*Available data*
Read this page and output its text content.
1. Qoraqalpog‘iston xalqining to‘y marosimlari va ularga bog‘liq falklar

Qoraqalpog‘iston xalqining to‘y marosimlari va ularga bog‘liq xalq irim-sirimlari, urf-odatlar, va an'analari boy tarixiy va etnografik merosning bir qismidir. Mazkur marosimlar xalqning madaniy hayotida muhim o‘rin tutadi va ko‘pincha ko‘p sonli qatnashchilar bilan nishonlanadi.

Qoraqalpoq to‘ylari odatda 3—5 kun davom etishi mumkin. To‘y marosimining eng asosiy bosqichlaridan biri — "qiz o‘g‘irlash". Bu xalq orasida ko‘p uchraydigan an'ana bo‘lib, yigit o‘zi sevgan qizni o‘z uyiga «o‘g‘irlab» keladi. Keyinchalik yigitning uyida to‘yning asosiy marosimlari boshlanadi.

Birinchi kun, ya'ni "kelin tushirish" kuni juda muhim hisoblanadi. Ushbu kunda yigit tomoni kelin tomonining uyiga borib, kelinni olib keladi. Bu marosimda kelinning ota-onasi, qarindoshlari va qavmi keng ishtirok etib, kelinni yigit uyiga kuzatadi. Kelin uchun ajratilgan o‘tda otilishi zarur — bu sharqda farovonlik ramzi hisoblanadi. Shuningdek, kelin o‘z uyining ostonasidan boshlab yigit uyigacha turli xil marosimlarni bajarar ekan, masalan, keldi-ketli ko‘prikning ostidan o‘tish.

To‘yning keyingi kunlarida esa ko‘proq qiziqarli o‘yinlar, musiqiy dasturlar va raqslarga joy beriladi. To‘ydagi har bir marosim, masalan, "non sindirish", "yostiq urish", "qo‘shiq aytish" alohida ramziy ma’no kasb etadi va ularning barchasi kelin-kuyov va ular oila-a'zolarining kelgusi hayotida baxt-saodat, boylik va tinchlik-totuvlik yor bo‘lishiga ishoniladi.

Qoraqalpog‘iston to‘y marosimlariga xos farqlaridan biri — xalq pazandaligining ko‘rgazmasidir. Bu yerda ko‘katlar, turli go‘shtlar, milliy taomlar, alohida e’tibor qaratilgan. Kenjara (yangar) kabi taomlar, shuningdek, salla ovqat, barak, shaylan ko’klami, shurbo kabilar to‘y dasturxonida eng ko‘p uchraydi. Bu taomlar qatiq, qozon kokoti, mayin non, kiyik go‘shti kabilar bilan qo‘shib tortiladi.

*Objective*
Copy out all of the records shown above exactly.

*The response*
Read this page and output its text content.
1. Qoraqalpog‘iston xalqining to‘y marosimlari va ularga bog‘liq falklar

Qoraqalpog‘iston xalqining to‘y marosimlari va ularga bog‘liq xalq irim-sirimlari, urf-odatlar, va an'analari boy tarixiy va etnografik merosning bir qismidir. Mazkur marosimlar xalqning madaniy hayotida muhim o‘rin tutadi va ko‘pincha ko‘p sonli qatnashchilar bilan nishonlanadi.

Qoraqalpoq to‘ylari odatda 3—5 kun davom etishi mumkin. To‘y marosimining eng asosiy bosqichlaridan biri — "qiz o‘g‘irlash". Bu xalq orasida ko‘p uchraydigan an'ana bo‘lib, yigit o‘zi sevgan qizni o‘z uyiga «o‘g‘irlab» keladi. Keyinchalik yigitning uyida to‘yning asosiy marosimlari boshlanadi.

Birinchi kun, ya'ni "kelin tushirish" kuni juda muhim hisoblanadi. Ushbu kunda yigit tomoni kelin tomonining uyiga borib, kelinni olib keladi. Bu marosimda kelinning ota-onasi, qarindoshlari va qavmi keng ishtirok etib, kelinni yigit uyiga kuzatadi. Kelin uchun ajratilgan o‘tda otilishi zarur — bu sharqda farovonlik ramzi hisoblanadi. Shuningdek, kelin o‘z uyining ostonasidan boshlab yigit uyigacha turli xil marosimlarni bajarar ekan, masalan, keldi-ketli ko‘prikning ostidan o‘tish.

To‘yning keyingi kunlarida esa ko‘proq qiziqarli o‘yinlar, musiqiy dasturlar va raqslarga joy beriladi. To‘ydagi har bir marosim, masalan, "non sindirish", "yostiq urish", "qo‘shiq aytish" alohida ramziy ma’no kasb etadi va ularning barchasi kelin-kuyov va ular oila-a'zolarining kelgusi hayotida baxt-saodat, boylik va tinchlik-totuvlik yor bo‘lishiga ishoniladi.

Qoraqalpog‘iston to‘y marosimlariga xos farqlaridan biri — xalq pazandaligining ko‘rgazmasidir. Bu yerda ko‘katlar, turli go‘shtlar, milliy taomlar, alohida e’tibor qaratilgan. Kenjara (yangar) kabi taomlar, shuningdek, salla ovqat, barak, shaylan ko’klami, shurbo kabilar to‘y dasturxonida eng ko‘p uchraydi. Bu taomlar qatiq, qozon kokoti, mayin non, kiyik go‘shti kabilar bilan qo‘shib tortiladi.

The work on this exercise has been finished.